▶

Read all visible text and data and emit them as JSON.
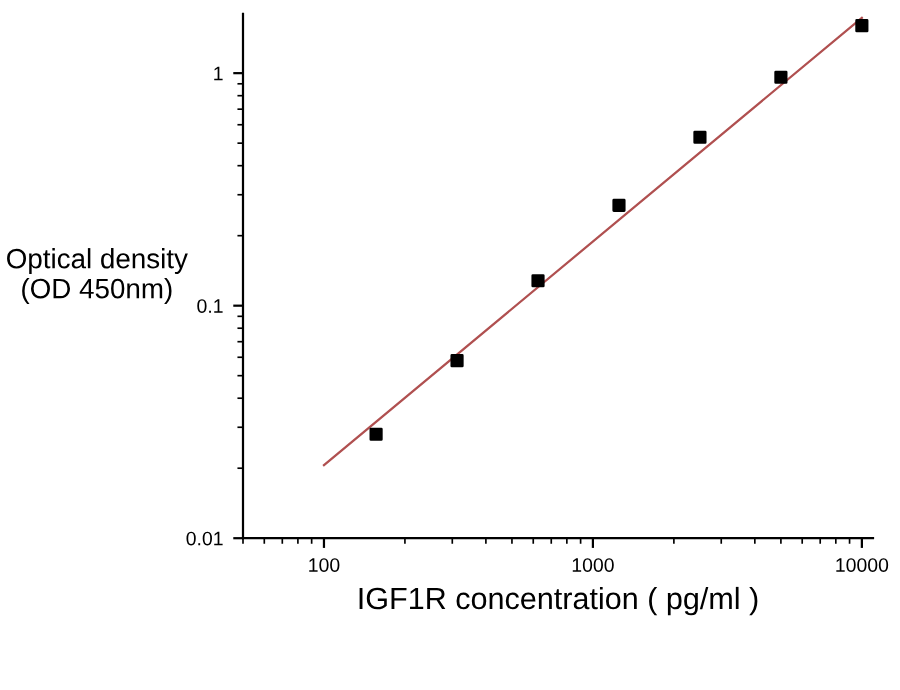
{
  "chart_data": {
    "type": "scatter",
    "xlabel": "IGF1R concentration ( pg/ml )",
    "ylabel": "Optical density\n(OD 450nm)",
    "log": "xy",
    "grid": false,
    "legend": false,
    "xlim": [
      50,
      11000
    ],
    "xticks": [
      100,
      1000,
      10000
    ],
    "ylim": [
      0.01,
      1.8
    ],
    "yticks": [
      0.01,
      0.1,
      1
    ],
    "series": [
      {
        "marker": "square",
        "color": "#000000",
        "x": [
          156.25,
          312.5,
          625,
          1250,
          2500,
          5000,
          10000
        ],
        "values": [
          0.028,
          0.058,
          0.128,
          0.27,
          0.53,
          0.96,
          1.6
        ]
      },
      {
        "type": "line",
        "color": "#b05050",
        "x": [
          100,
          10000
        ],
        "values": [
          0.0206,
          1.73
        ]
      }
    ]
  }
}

◀

Would you mind returning each entry above word for word, skipping the images?

Read all visible text and data and emit them as JSON.
{
  "chart_data": {
    "type": "scatter",
    "xlabel": "IGF1R concentration ( pg/ml )",
    "ylabel": "Optical density\n(OD 450nm)",
    "log": "xy",
    "grid": false,
    "legend": false,
    "xlim": [
      50,
      11000
    ],
    "xticks": [
      100,
      1000,
      10000
    ],
    "ylim": [
      0.01,
      1.8
    ],
    "yticks": [
      0.01,
      0.1,
      1
    ],
    "series": [
      {
        "marker": "square",
        "color": "#000000",
        "x": [
          156.25,
          312.5,
          625,
          1250,
          2500,
          5000,
          10000
        ],
        "values": [
          0.028,
          0.058,
          0.128,
          0.27,
          0.53,
          0.96,
          1.6
        ]
      },
      {
        "type": "line",
        "color": "#b05050",
        "x": [
          100,
          10000
        ],
        "values": [
          0.0206,
          1.73
        ]
      }
    ]
  }
}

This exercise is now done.